Copy every line of the following data that includes the string "this".

»»

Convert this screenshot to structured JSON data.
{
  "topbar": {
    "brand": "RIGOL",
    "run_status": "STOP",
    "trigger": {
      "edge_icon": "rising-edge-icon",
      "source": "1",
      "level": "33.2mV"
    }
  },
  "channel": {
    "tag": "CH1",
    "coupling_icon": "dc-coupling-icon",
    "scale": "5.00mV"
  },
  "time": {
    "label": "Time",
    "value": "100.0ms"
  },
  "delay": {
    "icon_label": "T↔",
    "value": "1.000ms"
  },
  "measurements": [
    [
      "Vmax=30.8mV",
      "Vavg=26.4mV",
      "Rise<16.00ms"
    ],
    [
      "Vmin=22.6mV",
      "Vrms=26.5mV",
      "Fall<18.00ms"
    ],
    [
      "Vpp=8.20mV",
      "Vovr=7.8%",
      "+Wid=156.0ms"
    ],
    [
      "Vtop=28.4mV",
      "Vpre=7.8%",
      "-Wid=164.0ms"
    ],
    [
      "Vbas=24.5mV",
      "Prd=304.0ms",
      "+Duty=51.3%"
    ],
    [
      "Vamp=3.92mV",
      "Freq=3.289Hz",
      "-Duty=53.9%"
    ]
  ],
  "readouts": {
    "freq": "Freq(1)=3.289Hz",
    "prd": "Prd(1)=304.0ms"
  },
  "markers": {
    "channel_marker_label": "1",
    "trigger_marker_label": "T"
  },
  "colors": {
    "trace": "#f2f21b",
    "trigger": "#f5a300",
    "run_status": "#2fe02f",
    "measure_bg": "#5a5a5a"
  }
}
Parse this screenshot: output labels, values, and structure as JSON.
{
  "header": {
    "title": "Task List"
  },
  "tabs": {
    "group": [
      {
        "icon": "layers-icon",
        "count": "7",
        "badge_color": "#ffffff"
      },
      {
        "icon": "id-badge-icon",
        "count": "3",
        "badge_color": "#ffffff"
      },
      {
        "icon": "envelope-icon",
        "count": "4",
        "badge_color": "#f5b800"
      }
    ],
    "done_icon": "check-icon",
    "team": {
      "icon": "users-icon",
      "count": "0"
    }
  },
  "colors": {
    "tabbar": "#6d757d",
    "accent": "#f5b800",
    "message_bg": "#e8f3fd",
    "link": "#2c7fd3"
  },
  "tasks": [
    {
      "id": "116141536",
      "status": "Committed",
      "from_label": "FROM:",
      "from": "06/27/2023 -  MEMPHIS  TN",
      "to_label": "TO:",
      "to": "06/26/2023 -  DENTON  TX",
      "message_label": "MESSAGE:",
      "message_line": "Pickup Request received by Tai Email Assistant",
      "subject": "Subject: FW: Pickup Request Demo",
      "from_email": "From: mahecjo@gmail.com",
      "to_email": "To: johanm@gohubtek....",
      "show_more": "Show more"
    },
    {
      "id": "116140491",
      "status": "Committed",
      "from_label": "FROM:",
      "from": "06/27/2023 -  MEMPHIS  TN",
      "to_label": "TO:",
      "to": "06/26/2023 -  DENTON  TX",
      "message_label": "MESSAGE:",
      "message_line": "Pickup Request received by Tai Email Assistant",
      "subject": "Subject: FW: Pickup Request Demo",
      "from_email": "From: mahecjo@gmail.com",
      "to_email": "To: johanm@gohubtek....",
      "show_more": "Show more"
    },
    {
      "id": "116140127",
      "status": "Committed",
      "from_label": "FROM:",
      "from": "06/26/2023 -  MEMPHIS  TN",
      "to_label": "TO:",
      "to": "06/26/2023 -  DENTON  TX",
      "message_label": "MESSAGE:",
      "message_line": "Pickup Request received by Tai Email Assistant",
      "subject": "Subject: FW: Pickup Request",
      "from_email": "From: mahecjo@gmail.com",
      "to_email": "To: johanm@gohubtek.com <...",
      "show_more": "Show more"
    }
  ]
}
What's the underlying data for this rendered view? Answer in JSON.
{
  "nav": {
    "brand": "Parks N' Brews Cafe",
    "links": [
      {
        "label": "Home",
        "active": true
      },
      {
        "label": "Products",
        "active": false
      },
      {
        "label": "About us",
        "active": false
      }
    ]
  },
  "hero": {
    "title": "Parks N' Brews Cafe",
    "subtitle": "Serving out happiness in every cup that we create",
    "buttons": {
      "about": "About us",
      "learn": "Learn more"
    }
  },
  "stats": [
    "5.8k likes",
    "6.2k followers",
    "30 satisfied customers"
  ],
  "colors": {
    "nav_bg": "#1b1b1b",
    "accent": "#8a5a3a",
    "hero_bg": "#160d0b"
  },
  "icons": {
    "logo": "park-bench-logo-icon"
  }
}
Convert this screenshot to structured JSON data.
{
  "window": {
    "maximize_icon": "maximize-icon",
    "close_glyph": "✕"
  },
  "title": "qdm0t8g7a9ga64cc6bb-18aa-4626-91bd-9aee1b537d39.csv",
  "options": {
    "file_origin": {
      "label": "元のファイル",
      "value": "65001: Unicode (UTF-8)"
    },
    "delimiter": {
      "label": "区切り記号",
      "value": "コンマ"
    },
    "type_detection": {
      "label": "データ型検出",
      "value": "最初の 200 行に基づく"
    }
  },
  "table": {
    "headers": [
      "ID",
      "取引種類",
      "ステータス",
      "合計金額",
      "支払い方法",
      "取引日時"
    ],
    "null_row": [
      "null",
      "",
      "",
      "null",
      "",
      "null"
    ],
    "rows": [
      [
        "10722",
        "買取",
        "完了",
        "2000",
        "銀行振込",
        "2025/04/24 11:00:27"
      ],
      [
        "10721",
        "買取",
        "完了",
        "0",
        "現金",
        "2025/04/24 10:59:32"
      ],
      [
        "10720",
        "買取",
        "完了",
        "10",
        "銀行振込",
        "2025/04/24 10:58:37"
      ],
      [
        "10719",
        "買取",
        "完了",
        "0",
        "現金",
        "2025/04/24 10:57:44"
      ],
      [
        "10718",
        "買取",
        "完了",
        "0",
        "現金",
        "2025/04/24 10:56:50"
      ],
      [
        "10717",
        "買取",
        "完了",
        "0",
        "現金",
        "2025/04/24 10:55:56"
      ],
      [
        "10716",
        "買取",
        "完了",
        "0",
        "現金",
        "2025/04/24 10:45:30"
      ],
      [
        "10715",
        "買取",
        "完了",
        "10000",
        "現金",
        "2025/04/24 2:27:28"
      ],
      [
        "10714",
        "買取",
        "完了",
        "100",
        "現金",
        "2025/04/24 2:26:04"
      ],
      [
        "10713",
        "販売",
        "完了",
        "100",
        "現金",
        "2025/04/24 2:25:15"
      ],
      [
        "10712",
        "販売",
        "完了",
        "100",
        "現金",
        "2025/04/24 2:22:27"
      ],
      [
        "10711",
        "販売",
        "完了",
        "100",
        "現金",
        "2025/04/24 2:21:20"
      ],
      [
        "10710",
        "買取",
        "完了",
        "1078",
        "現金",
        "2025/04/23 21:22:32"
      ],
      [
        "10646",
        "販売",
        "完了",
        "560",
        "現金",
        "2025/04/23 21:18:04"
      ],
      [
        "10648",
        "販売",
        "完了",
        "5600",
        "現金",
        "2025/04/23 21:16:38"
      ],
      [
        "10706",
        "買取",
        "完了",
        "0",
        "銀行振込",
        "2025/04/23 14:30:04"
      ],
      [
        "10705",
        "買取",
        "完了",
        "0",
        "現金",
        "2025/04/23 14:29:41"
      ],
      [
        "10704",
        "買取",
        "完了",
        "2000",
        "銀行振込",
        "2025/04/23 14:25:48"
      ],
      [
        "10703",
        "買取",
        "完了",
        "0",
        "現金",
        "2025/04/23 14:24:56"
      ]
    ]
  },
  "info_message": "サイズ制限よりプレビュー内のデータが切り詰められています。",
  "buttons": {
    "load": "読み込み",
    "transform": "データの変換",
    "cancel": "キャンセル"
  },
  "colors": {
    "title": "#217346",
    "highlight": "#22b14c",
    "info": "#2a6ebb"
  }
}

««

_Right answer_
Convert this screenshot to structured JSON data.
Parse this screenshot: output labels, values, and structure as JSON.
What's the underlying data for this rendered view? Answer in JSON.
Convert this screenshot to structured JSON data.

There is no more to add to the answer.